Omit the pictures, then reproduce every remaining record exactly.

"""

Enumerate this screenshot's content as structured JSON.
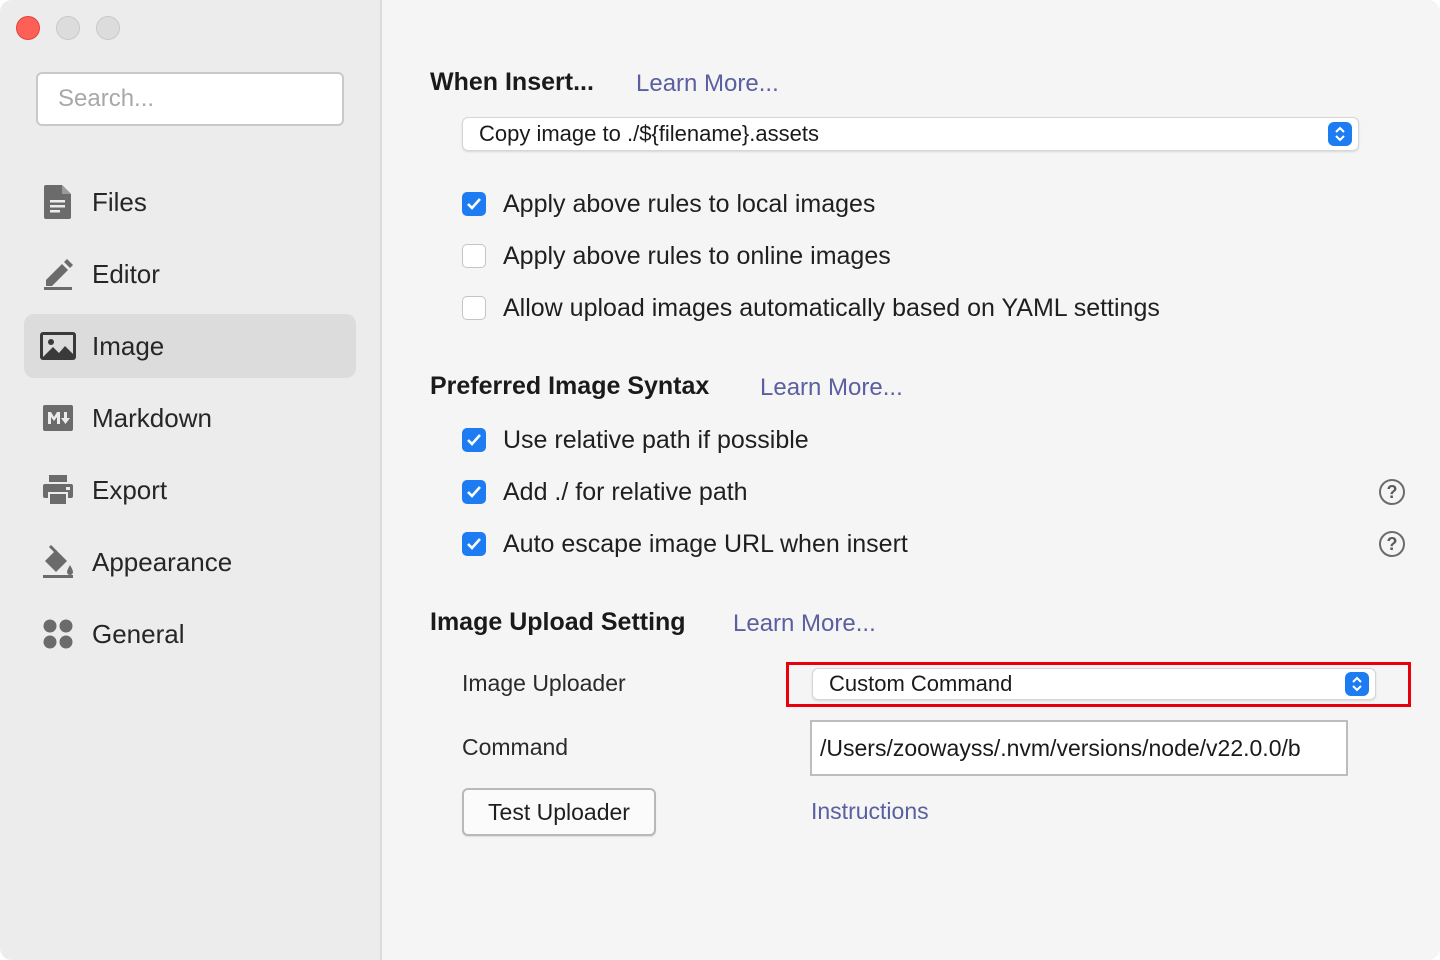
{
  "window": {
    "traffic_lights": [
      "close",
      "minimize",
      "maximize"
    ]
  },
  "sidebar": {
    "search_placeholder": "Search...",
    "items": [
      {
        "label": "Files",
        "icon": "file-icon",
        "active": false
      },
      {
        "label": "Editor",
        "icon": "pencil-icon",
        "active": false
      },
      {
        "label": "Image",
        "icon": "image-icon",
        "active": true
      },
      {
        "label": "Markdown",
        "icon": "markdown-icon",
        "active": false
      },
      {
        "label": "Export",
        "icon": "printer-icon",
        "active": false
      },
      {
        "label": "Appearance",
        "icon": "paint-bucket-icon",
        "active": false
      },
      {
        "label": "General",
        "icon": "grid-icon",
        "active": false
      }
    ]
  },
  "main": {
    "when_insert": {
      "title": "When Insert...",
      "learn_more": "Learn More...",
      "select_value": "Copy image to ./${filename}.assets",
      "options": [
        {
          "label": "Apply above rules to local images",
          "checked": true
        },
        {
          "label": "Apply above rules to online images",
          "checked": false
        },
        {
          "label": "Allow upload images automatically based on YAML settings",
          "checked": false
        }
      ]
    },
    "syntax": {
      "title": "Preferred Image Syntax",
      "learn_more": "Learn More...",
      "options": [
        {
          "label": "Use relative path if possible",
          "checked": true,
          "help": false
        },
        {
          "label": "Add ./ for relative path",
          "checked": true,
          "help": true
        },
        {
          "label": "Auto escape image URL when insert",
          "checked": true,
          "help": true
        }
      ]
    },
    "upload": {
      "title": "Image Upload Setting",
      "learn_more": "Learn More...",
      "uploader_label": "Image Uploader",
      "uploader_value": "Custom Command",
      "command_label": "Command",
      "command_value": "/Users/zoowayss/.nvm/versions/node/v22.0.0/b",
      "test_button": "Test Uploader",
      "instructions_link": "Instructions"
    }
  },
  "colors": {
    "accent": "#1e7cf2",
    "link": "#5a5f9f",
    "highlight": "#e8000b",
    "close": "#fe5f57"
  }
}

"""

__Final answer__.
Enumerate this screenshot's content as structured JSON.
{
  "window": {
    "traffic_lights": [
      "close",
      "minimize",
      "maximize"
    ]
  },
  "sidebar": {
    "search_placeholder": "Search...",
    "items": [
      {
        "label": "Files",
        "icon": "file-icon",
        "active": false
      },
      {
        "label": "Editor",
        "icon": "pencil-icon",
        "active": false
      },
      {
        "label": "Image",
        "icon": "image-icon",
        "active": true
      },
      {
        "label": "Markdown",
        "icon": "markdown-icon",
        "active": false
      },
      {
        "label": "Export",
        "icon": "printer-icon",
        "active": false
      },
      {
        "label": "Appearance",
        "icon": "paint-bucket-icon",
        "active": false
      },
      {
        "label": "General",
        "icon": "grid-icon",
        "active": false
      }
    ]
  },
  "main": {
    "when_insert": {
      "title": "When Insert...",
      "learn_more": "Learn More...",
      "select_value": "Copy image to ./${filename}.assets",
      "options": [
        {
          "label": "Apply above rules to local images",
          "checked": true
        },
        {
          "label": "Apply above rules to online images",
          "checked": false
        },
        {
          "label": "Allow upload images automatically based on YAML settings",
          "checked": false
        }
      ]
    },
    "syntax": {
      "title": "Preferred Image Syntax",
      "learn_more": "Learn More...",
      "options": [
        {
          "label": "Use relative path if possible",
          "checked": true,
          "help": false
        },
        {
          "label": "Add ./ for relative path",
          "checked": true,
          "help": true
        },
        {
          "label": "Auto escape image URL when insert",
          "checked": true,
          "help": true
        }
      ]
    },
    "upload": {
      "title": "Image Upload Setting",
      "learn_more": "Learn More...",
      "uploader_label": "Image Uploader",
      "uploader_value": "Custom Command",
      "command_label": "Command",
      "command_value": "/Users/zoowayss/.nvm/versions/node/v22.0.0/b",
      "test_button": "Test Uploader",
      "instructions_link": "Instructions"
    }
  },
  "colors": {
    "accent": "#1e7cf2",
    "link": "#5a5f9f",
    "highlight": "#e8000b",
    "close": "#fe5f57"
  }
}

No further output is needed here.